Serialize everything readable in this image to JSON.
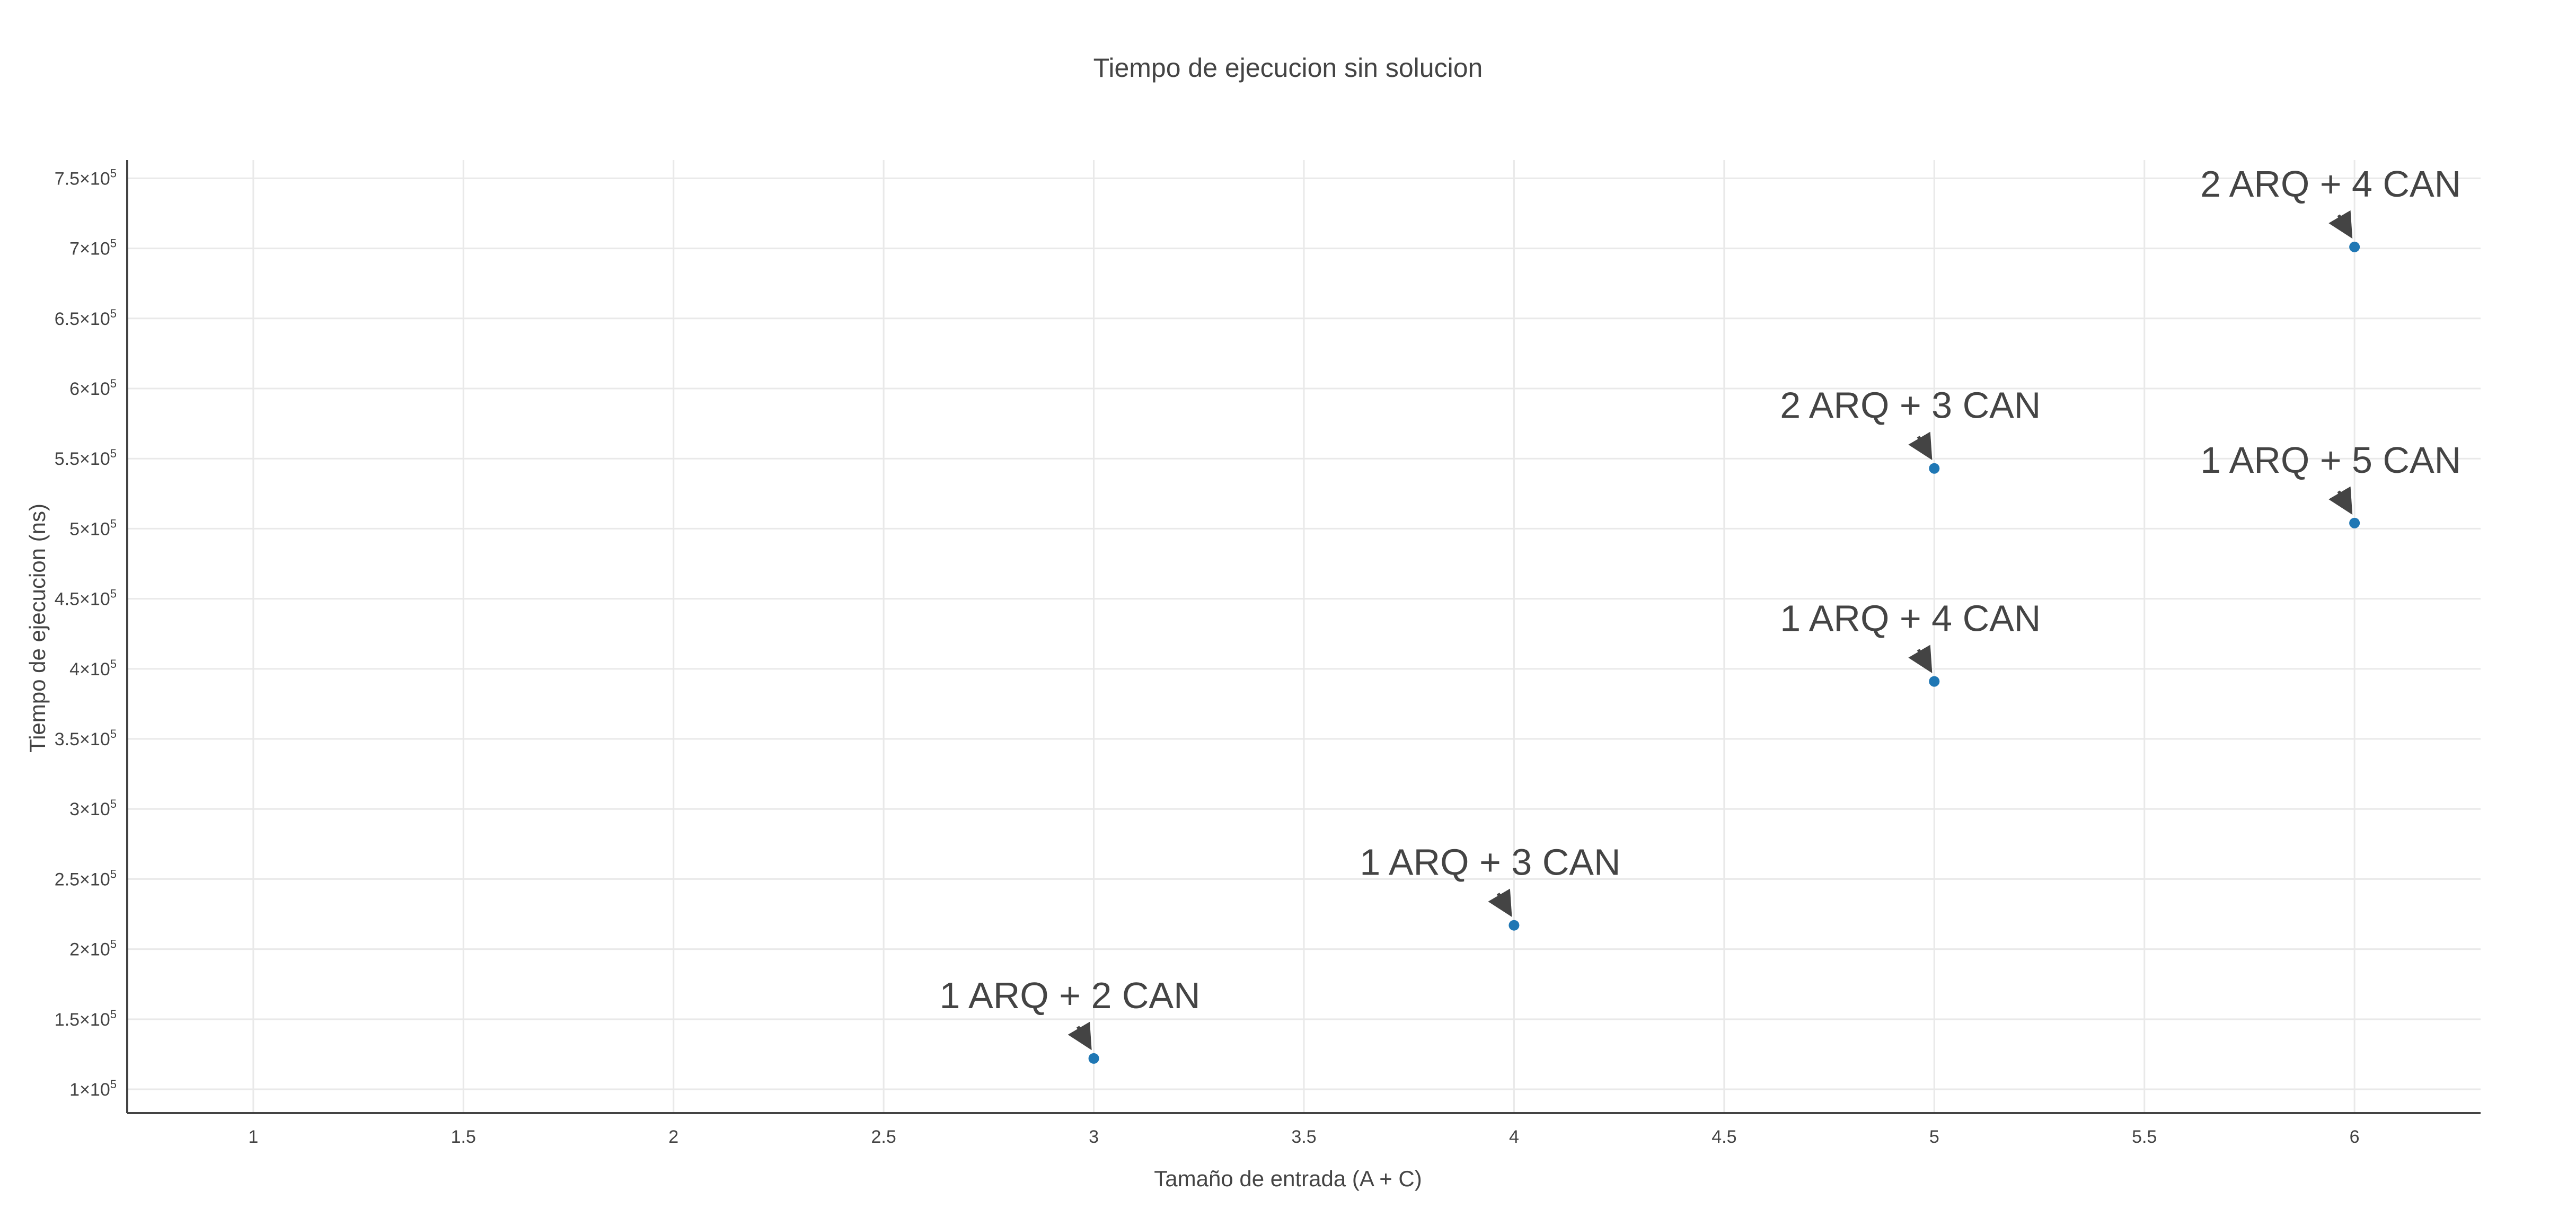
{
  "chart_data": {
    "type": "scatter",
    "title": "Tiempo de ejecucion sin solucion",
    "xlabel": "Tamaño de entrada (A + C)",
    "ylabel": "Tiempo de ejecucion (ns)",
    "xlim": [
      0.7,
      6.3
    ],
    "ylim": [
      83000,
      763000
    ],
    "x_ticks": [
      1,
      1.5,
      2,
      2.5,
      3,
      3.5,
      4,
      4.5,
      5,
      5.5,
      6
    ],
    "x_tick_labels": [
      "1",
      "1.5",
      "2",
      "2.5",
      "3",
      "3.5",
      "4",
      "4.5",
      "5",
      "5.5",
      "6"
    ],
    "y_ticks": [
      100000,
      150000,
      200000,
      250000,
      300000,
      350000,
      400000,
      450000,
      500000,
      550000,
      600000,
      650000,
      700000,
      750000
    ],
    "y_tick_mantissas": [
      "1",
      "1.5",
      "2",
      "2.5",
      "3",
      "3.5",
      "4",
      "4.5",
      "5",
      "5.5",
      "6",
      "6.5",
      "7",
      "7.5"
    ],
    "y_tick_exponent": "5",
    "grid": true,
    "marker_color": "#1f77b4",
    "points": [
      {
        "x": 3,
        "y": 122000,
        "label": "1 ARQ + 2 CAN"
      },
      {
        "x": 4,
        "y": 217000,
        "label": "1 ARQ + 3 CAN"
      },
      {
        "x": 5,
        "y": 391000,
        "label": "1 ARQ + 4 CAN"
      },
      {
        "x": 5,
        "y": 543000,
        "label": "2 ARQ + 3 CAN"
      },
      {
        "x": 6,
        "y": 504000,
        "label": "1 ARQ + 5 CAN"
      },
      {
        "x": 6,
        "y": 701000,
        "label": "2 ARQ + 4 CAN"
      }
    ]
  }
}
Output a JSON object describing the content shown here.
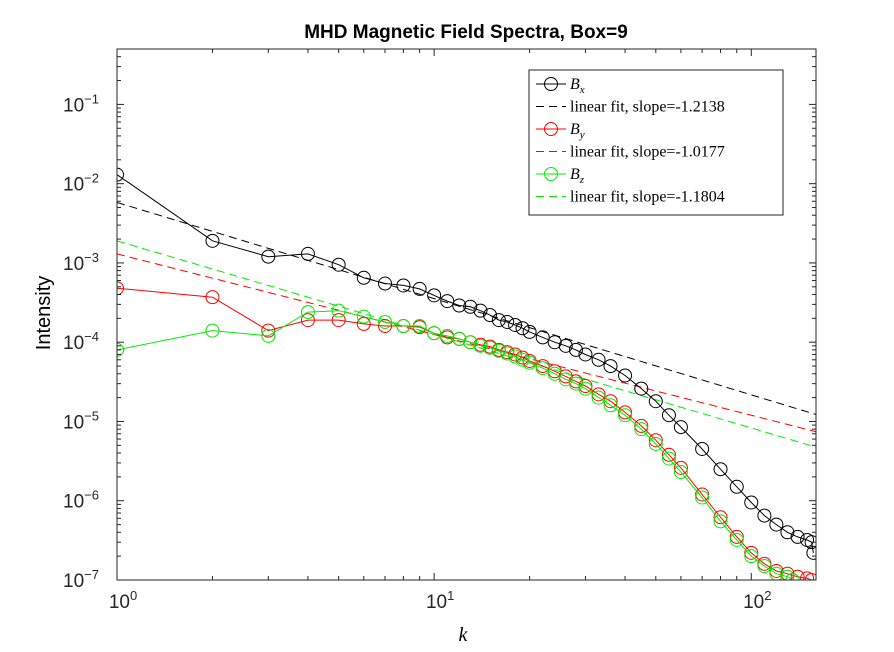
{
  "chart_data": {
    "type": "line",
    "title": "MHD Magnetic Field Spectra, Box=9",
    "xlabel": "k",
    "ylabel": "Intensity",
    "xscale": "log",
    "yscale": "log",
    "xlim": [
      1,
      160
    ],
    "ylim": [
      1e-07,
      0.5
    ],
    "xticks": [
      {
        "value": 1,
        "exp": "0"
      },
      {
        "value": 10,
        "exp": "1"
      },
      {
        "value": 100,
        "exp": "2"
      }
    ],
    "yticks": [
      {
        "value": 1e-07,
        "exp": "-7"
      },
      {
        "value": 1e-06,
        "exp": "-6"
      },
      {
        "value": 1e-05,
        "exp": "-5"
      },
      {
        "value": 0.0001,
        "exp": "-4"
      },
      {
        "value": 0.001,
        "exp": "-3"
      },
      {
        "value": 0.01,
        "exp": "-2"
      },
      {
        "value": 0.1,
        "exp": "-1"
      }
    ],
    "grid": false,
    "legend": "top-right",
    "series": [
      {
        "name": "B",
        "subscript": "x",
        "color": "#000000",
        "x": [
          1,
          2,
          3,
          4,
          5,
          6,
          7,
          8,
          9,
          10,
          11,
          12,
          13,
          14,
          15,
          16,
          17,
          18,
          19,
          20,
          22,
          24,
          26,
          28,
          30,
          33,
          36,
          40,
          45,
          50,
          55,
          60,
          70,
          80,
          90,
          100,
          110,
          120,
          130,
          140,
          150,
          155,
          157
        ],
        "y": [
          0.013,
          0.0019,
          0.0012,
          0.0013,
          0.00095,
          0.00065,
          0.00055,
          0.00052,
          0.00047,
          0.00039,
          0.00033,
          0.00029,
          0.00028,
          0.00025,
          0.00022,
          0.00019,
          0.00018,
          0.000165,
          0.00015,
          0.000135,
          0.000115,
          0.0001,
          9e-05,
          8e-05,
          7e-05,
          6e-05,
          5e-05,
          3.8e-05,
          2.6e-05,
          1.8e-05,
          1.2e-05,
          8.5e-06,
          4.5e-06,
          2.5e-06,
          1.5e-06,
          9.5e-07,
          6.5e-07,
          5e-07,
          4e-07,
          3.5e-07,
          3.2e-07,
          3e-07,
          2.2e-07
        ]
      },
      {
        "name": "linear fit, slope=-1.2138",
        "color": "#000000",
        "dashed": true,
        "slope": -1.2138,
        "intercept": 0.0058
      },
      {
        "name": "B",
        "subscript": "y",
        "color": "#ff0000",
        "x": [
          1,
          2,
          3,
          4,
          5,
          6,
          7,
          8,
          9,
          10,
          11,
          12,
          13,
          14,
          15,
          16,
          17,
          18,
          19,
          20,
          22,
          24,
          26,
          28,
          30,
          33,
          36,
          40,
          45,
          50,
          55,
          60,
          70,
          80,
          90,
          100,
          110,
          120,
          130,
          140,
          150,
          155
        ],
        "y": [
          0.00048,
          0.00037,
          0.00014,
          0.00019,
          0.00019,
          0.00017,
          0.00016,
          0.00016,
          0.000155,
          0.00013,
          0.000115,
          0.00011,
          0.0001,
          9.3e-05,
          8.8e-05,
          8e-05,
          7.5e-05,
          7e-05,
          6.4e-05,
          5.8e-05,
          5e-05,
          4.3e-05,
          3.7e-05,
          3.2e-05,
          2.8e-05,
          2.2e-05,
          1.8e-05,
          1.3e-05,
          8.8e-06,
          5.8e-06,
          3.8e-06,
          2.6e-06,
          1.2e-06,
          6.2e-07,
          3.5e-07,
          2.2e-07,
          1.6e-07,
          1.3e-07,
          1.2e-07,
          1.1e-07,
          1.05e-07,
          1e-07
        ]
      },
      {
        "name": "linear fit, slope=-1.0177",
        "color": "#ff0000",
        "dashed": true,
        "slope": -1.0177,
        "intercept": 0.0013
      },
      {
        "name": "B",
        "subscript": "z",
        "color": "#00ee00",
        "x": [
          1,
          2,
          3,
          4,
          5,
          6,
          7,
          8,
          9,
          10,
          11,
          12,
          13,
          14,
          15,
          16,
          17,
          18,
          19,
          20,
          22,
          24,
          26,
          28,
          30,
          33,
          36,
          40,
          45,
          50,
          55,
          60,
          70,
          80,
          90,
          100,
          110,
          120,
          130,
          135
        ],
        "y": [
          8e-05,
          0.00014,
          0.00012,
          0.00024,
          0.00025,
          0.00021,
          0.00018,
          0.00016,
          0.00016,
          0.00013,
          0.00012,
          0.00011,
          0.0001,
          9e-05,
          8.5e-05,
          7.8e-05,
          7.2e-05,
          6.6e-05,
          6e-05,
          5.5e-05,
          4.7e-05,
          4e-05,
          3.4e-05,
          3e-05,
          2.6e-05,
          2e-05,
          1.6e-05,
          1.2e-05,
          8e-06,
          5.2e-06,
          3.4e-06,
          2.3e-06,
          1.1e-06,
          5.5e-07,
          3.2e-07,
          2e-07,
          1.5e-07,
          1.2e-07,
          1.1e-07,
          1e-07
        ]
      },
      {
        "name": "linear fit, slope=-1.1804",
        "color": "#00ee00",
        "dashed": true,
        "slope": -1.1804,
        "intercept": 0.0019
      }
    ]
  }
}
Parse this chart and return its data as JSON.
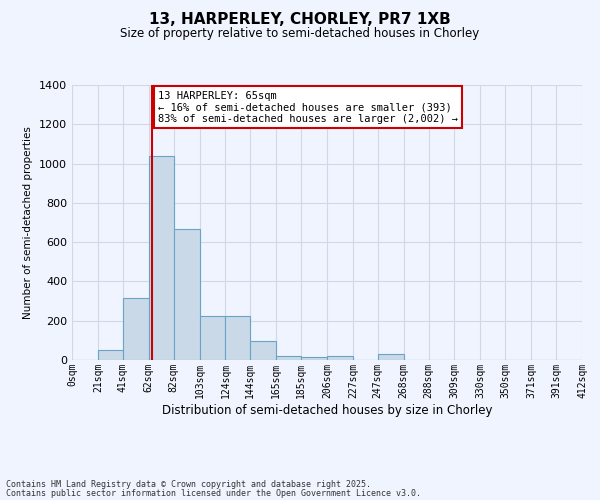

□ □ □ □ □

◆ **Written exercise**:
Find every line in the records above that holds the word "ylabel", and copy each one.

◆ **Reply**:
    "ylabel": "Tiempo de ejecucion (ns)",
    "ylabel": "Intensity",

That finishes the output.